# TASK TO COMPLETE
Collect all the lines that mention the word "Plan".

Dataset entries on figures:
-----
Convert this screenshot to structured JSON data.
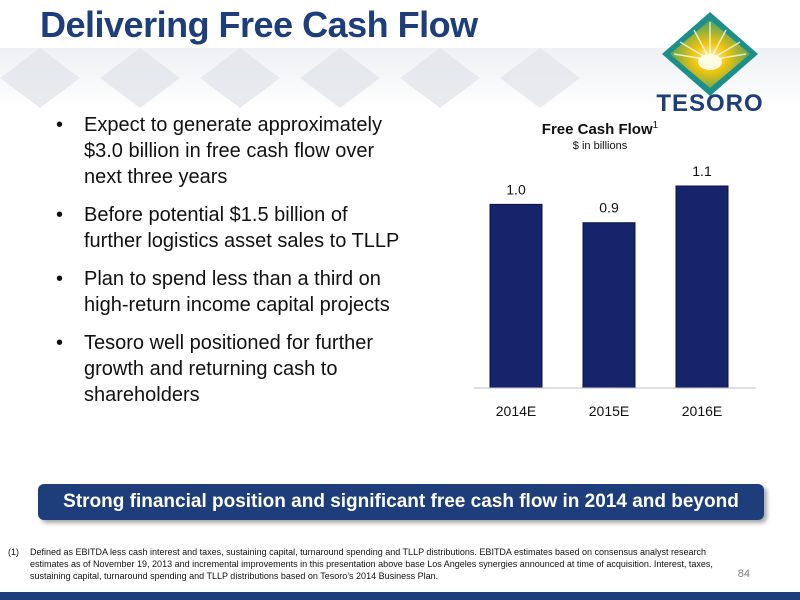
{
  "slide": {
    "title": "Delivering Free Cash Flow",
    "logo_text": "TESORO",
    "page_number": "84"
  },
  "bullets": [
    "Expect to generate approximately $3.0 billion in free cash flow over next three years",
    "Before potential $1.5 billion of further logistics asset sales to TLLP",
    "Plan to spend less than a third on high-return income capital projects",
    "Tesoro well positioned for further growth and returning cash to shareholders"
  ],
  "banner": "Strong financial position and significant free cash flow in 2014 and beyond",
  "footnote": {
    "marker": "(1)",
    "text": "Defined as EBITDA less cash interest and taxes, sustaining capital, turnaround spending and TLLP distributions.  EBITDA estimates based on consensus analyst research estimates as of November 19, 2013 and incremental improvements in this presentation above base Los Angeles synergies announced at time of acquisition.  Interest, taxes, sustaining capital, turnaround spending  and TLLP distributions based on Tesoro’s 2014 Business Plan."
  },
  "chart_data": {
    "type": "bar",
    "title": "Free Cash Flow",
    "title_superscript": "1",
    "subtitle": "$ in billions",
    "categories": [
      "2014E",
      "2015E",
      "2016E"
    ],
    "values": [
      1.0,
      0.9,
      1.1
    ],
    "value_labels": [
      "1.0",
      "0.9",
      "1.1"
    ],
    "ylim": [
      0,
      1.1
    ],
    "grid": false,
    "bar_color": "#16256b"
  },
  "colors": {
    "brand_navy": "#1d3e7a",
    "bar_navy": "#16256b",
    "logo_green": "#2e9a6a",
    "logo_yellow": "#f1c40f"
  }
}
-----
# OUTPUT OF THE TASK
    "Plan to spend less than a third on high-return income capital projects",
    "text": "Defined as EBITDA less cash interest and taxes, sustaining capital, turnaround spending and TLLP distributions.  EBITDA estimates based on consensus analyst research estimates as of November 19, 2013 and incremental improvements in this presentation above base Los Angeles synergies announced at time of acquisition.  Interest, taxes, sustaining capital, turnaround spending  and TLLP distributions based on Tesoro’s 2014 Business Plan."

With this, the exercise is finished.